What to work on ▸
Every line that contains the word "triangle" should be copied.

Supplied material ▸
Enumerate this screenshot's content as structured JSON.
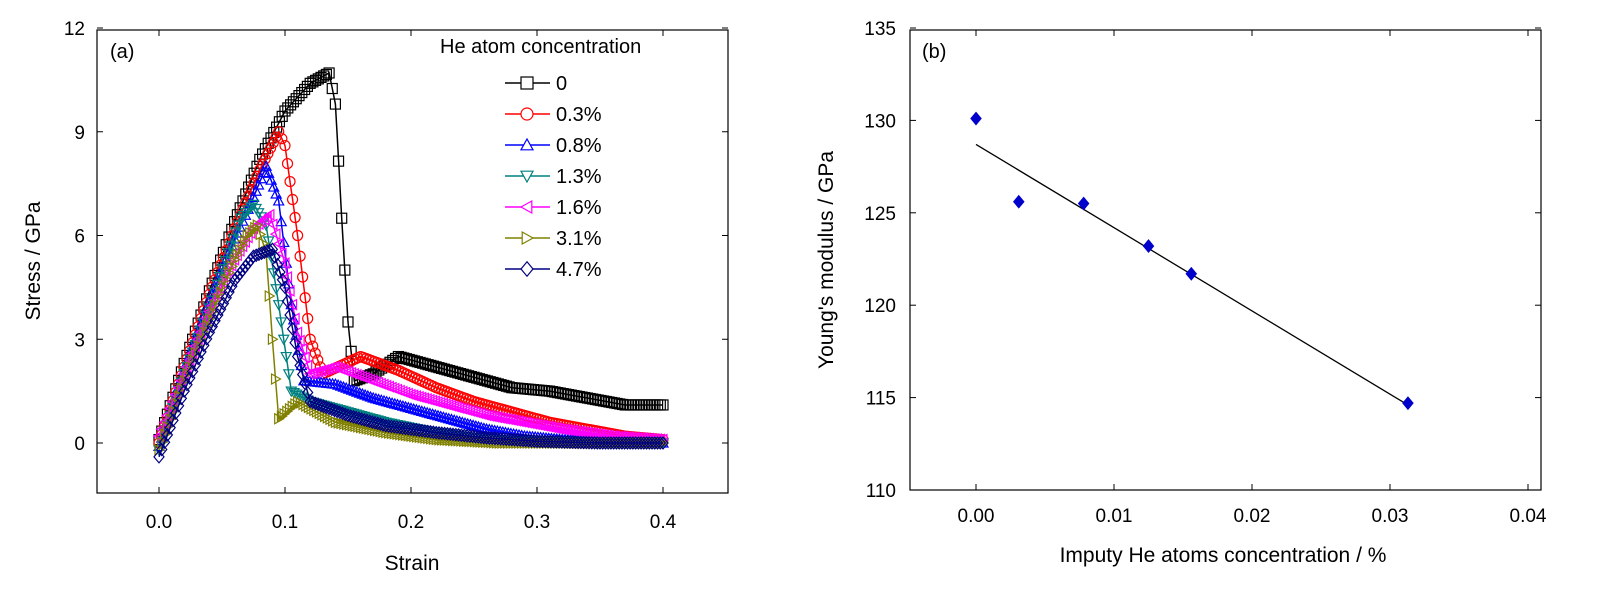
{
  "chart_data": [
    {
      "type": "line",
      "panel_label": "(a)",
      "xlabel": "Strain",
      "ylabel": "Stress / GPa",
      "xlim": [
        -0.05,
        0.45
      ],
      "ylim": [
        -1.8,
        12
      ],
      "xticks": [
        0.0,
        0.1,
        0.2,
        0.3,
        0.4
      ],
      "xtick_labels": [
        "0.0",
        "0.1",
        "0.2",
        "0.3",
        "0.4"
      ],
      "yticks": [
        0,
        3,
        6,
        9,
        12
      ],
      "ytick_labels": [
        "0",
        "3",
        "6",
        "9",
        "12"
      ],
      "legend_title": "He atom concentration",
      "legend_position": "top-right",
      "series": [
        {
          "name": "0",
          "marker": "square",
          "color": "#000000",
          "points": [
            [
              0,
              0.1
            ],
            [
              0.02,
              2.3
            ],
            [
              0.04,
              4.4
            ],
            [
              0.06,
              6.4
            ],
            [
              0.08,
              8.2
            ],
            [
              0.1,
              9.6
            ],
            [
              0.12,
              10.4
            ],
            [
              0.135,
              10.7
            ],
            [
              0.14,
              9.8
            ],
            [
              0.145,
              6.5
            ],
            [
              0.15,
              3.5
            ],
            [
              0.155,
              1.8
            ],
            [
              0.17,
              2.0
            ],
            [
              0.19,
              2.5
            ],
            [
              0.22,
              2.2
            ],
            [
              0.25,
              1.9
            ],
            [
              0.28,
              1.6
            ],
            [
              0.31,
              1.5
            ],
            [
              0.34,
              1.3
            ],
            [
              0.37,
              1.1
            ],
            [
              0.4,
              1.1
            ]
          ]
        },
        {
          "name": "0.3%",
          "marker": "circle",
          "color": "#ff0000",
          "points": [
            [
              0,
              0.0
            ],
            [
              0.02,
              2.2
            ],
            [
              0.04,
              4.3
            ],
            [
              0.06,
              6.2
            ],
            [
              0.08,
              7.9
            ],
            [
              0.095,
              9.0
            ],
            [
              0.1,
              8.6
            ],
            [
              0.11,
              6.0
            ],
            [
              0.12,
              3.0
            ],
            [
              0.13,
              2.0
            ],
            [
              0.16,
              2.5
            ],
            [
              0.19,
              2.1
            ],
            [
              0.22,
              1.6
            ],
            [
              0.25,
              1.2
            ],
            [
              0.28,
              0.9
            ],
            [
              0.31,
              0.6
            ],
            [
              0.34,
              0.4
            ],
            [
              0.37,
              0.2
            ],
            [
              0.4,
              0.1
            ]
          ]
        },
        {
          "name": "0.8%",
          "marker": "triangle-up",
          "color": "#0000ff",
          "points": [
            [
              0,
              -0.1
            ],
            [
              0.02,
              2.1
            ],
            [
              0.04,
              4.1
            ],
            [
              0.06,
              5.9
            ],
            [
              0.075,
              7.1
            ],
            [
              0.085,
              8.0
            ],
            [
              0.095,
              7.0
            ],
            [
              0.105,
              4.0
            ],
            [
              0.115,
              1.8
            ],
            [
              0.14,
              1.7
            ],
            [
              0.17,
              1.3
            ],
            [
              0.2,
              1.0
            ],
            [
              0.23,
              0.7
            ],
            [
              0.26,
              0.4
            ],
            [
              0.29,
              0.2
            ],
            [
              0.32,
              0.1
            ],
            [
              0.36,
              0.05
            ],
            [
              0.4,
              0.0
            ]
          ]
        },
        {
          "name": "1.3%",
          "marker": "triangle-down",
          "color": "#008080",
          "points": [
            [
              0,
              -0.2
            ],
            [
              0.02,
              2.0
            ],
            [
              0.04,
              3.9
            ],
            [
              0.055,
              5.5
            ],
            [
              0.065,
              6.5
            ],
            [
              0.075,
              6.9
            ],
            [
              0.085,
              6.3
            ],
            [
              0.095,
              4.0
            ],
            [
              0.105,
              1.5
            ],
            [
              0.12,
              1.2
            ],
            [
              0.15,
              0.9
            ],
            [
              0.18,
              0.6
            ],
            [
              0.22,
              0.3
            ],
            [
              0.26,
              0.1
            ],
            [
              0.3,
              0.05
            ],
            [
              0.35,
              0.0
            ],
            [
              0.4,
              0.0
            ]
          ]
        },
        {
          "name": "1.6%",
          "marker": "triangle-left",
          "color": "#ff00ff",
          "points": [
            [
              0,
              0.2
            ],
            [
              0.02,
              2.0
            ],
            [
              0.04,
              3.8
            ],
            [
              0.06,
              5.3
            ],
            [
              0.075,
              6.2
            ],
            [
              0.088,
              6.6
            ],
            [
              0.1,
              5.2
            ],
            [
              0.11,
              3.2
            ],
            [
              0.12,
              2.0
            ],
            [
              0.14,
              2.2
            ],
            [
              0.17,
              1.8
            ],
            [
              0.2,
              1.4
            ],
            [
              0.23,
              1.1
            ],
            [
              0.26,
              0.8
            ],
            [
              0.29,
              0.6
            ],
            [
              0.32,
              0.4
            ],
            [
              0.36,
              0.2
            ],
            [
              0.4,
              0.1
            ]
          ]
        },
        {
          "name": "3.1%",
          "marker": "triangle-right",
          "color": "#808000",
          "points": [
            [
              0,
              -0.2
            ],
            [
              0.02,
              1.8
            ],
            [
              0.04,
              3.6
            ],
            [
              0.06,
              5.3
            ],
            [
              0.07,
              6.0
            ],
            [
              0.078,
              6.3
            ],
            [
              0.085,
              5.5
            ],
            [
              0.09,
              3.0
            ],
            [
              0.095,
              0.7
            ],
            [
              0.11,
              1.2
            ],
            [
              0.14,
              0.6
            ],
            [
              0.18,
              0.3
            ],
            [
              0.22,
              0.1
            ],
            [
              0.27,
              0.0
            ],
            [
              0.33,
              0.0
            ],
            [
              0.4,
              0.0
            ]
          ]
        },
        {
          "name": "4.7%",
          "marker": "diamond",
          "color": "#000080",
          "points": [
            [
              0,
              -0.4
            ],
            [
              0.02,
              1.5
            ],
            [
              0.04,
              3.2
            ],
            [
              0.06,
              4.7
            ],
            [
              0.075,
              5.4
            ],
            [
              0.09,
              5.6
            ],
            [
              0.1,
              4.5
            ],
            [
              0.11,
              2.5
            ],
            [
              0.12,
              1.2
            ],
            [
              0.15,
              0.8
            ],
            [
              0.18,
              0.5
            ],
            [
              0.22,
              0.3
            ],
            [
              0.26,
              0.15
            ],
            [
              0.3,
              0.05
            ],
            [
              0.35,
              0.0
            ],
            [
              0.4,
              0.0
            ]
          ]
        }
      ]
    },
    {
      "type": "scatter",
      "panel_label": "(b)",
      "xlabel": "Imputy He atoms concentration / %",
      "ylabel": "Young's modulus / GPa",
      "xlim": [
        -0.005,
        0.04
      ],
      "ylim": [
        110,
        135
      ],
      "xticks": [
        0.0,
        0.01,
        0.02,
        0.03,
        0.04
      ],
      "xtick_labels": [
        "0.00",
        "0.01",
        "0.02",
        "0.03",
        "0.04"
      ],
      "yticks": [
        110,
        115,
        120,
        125,
        130,
        135
      ],
      "ytick_labels": [
        "110",
        "115",
        "120",
        "125",
        "130",
        "135"
      ],
      "marker_color": "#0000cc",
      "points": [
        [
          0.0,
          130.1
        ],
        [
          0.0031,
          125.6
        ],
        [
          0.0078,
          125.5
        ],
        [
          0.0125,
          123.2
        ],
        [
          0.0156,
          121.7
        ],
        [
          0.0313,
          114.7
        ]
      ],
      "fit_line": [
        [
          0.0,
          128.7
        ],
        [
          0.0313,
          114.6
        ]
      ]
    }
  ]
}
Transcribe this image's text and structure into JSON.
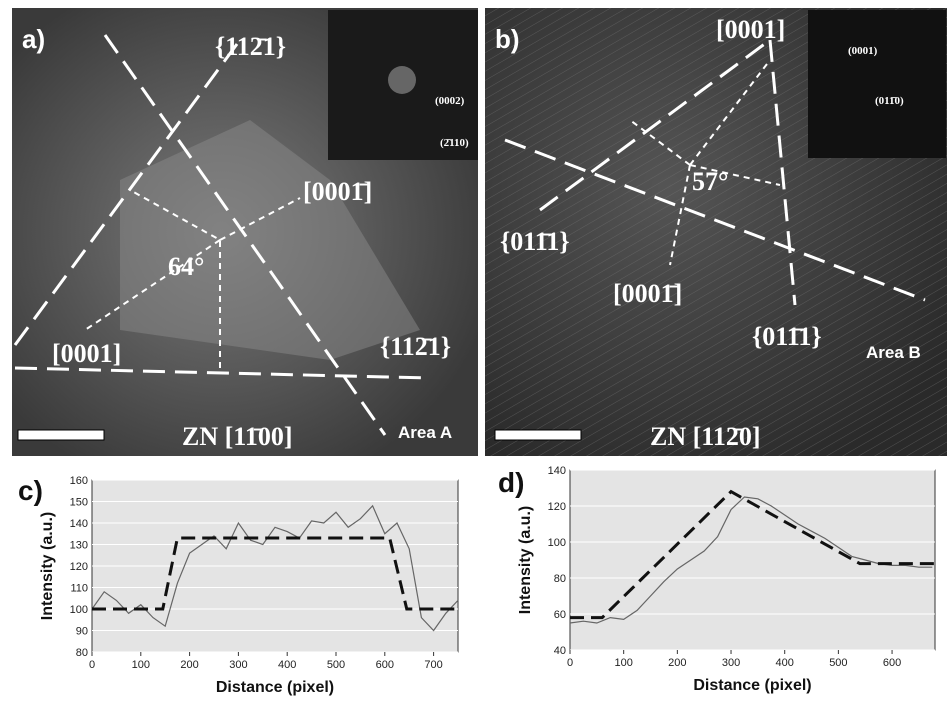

Solution to the exercise ▸
          "marker": "triangle-up",
          "marker": "triangle-down",
          "marker": "triangle-left",
          "marker": "triangle-right",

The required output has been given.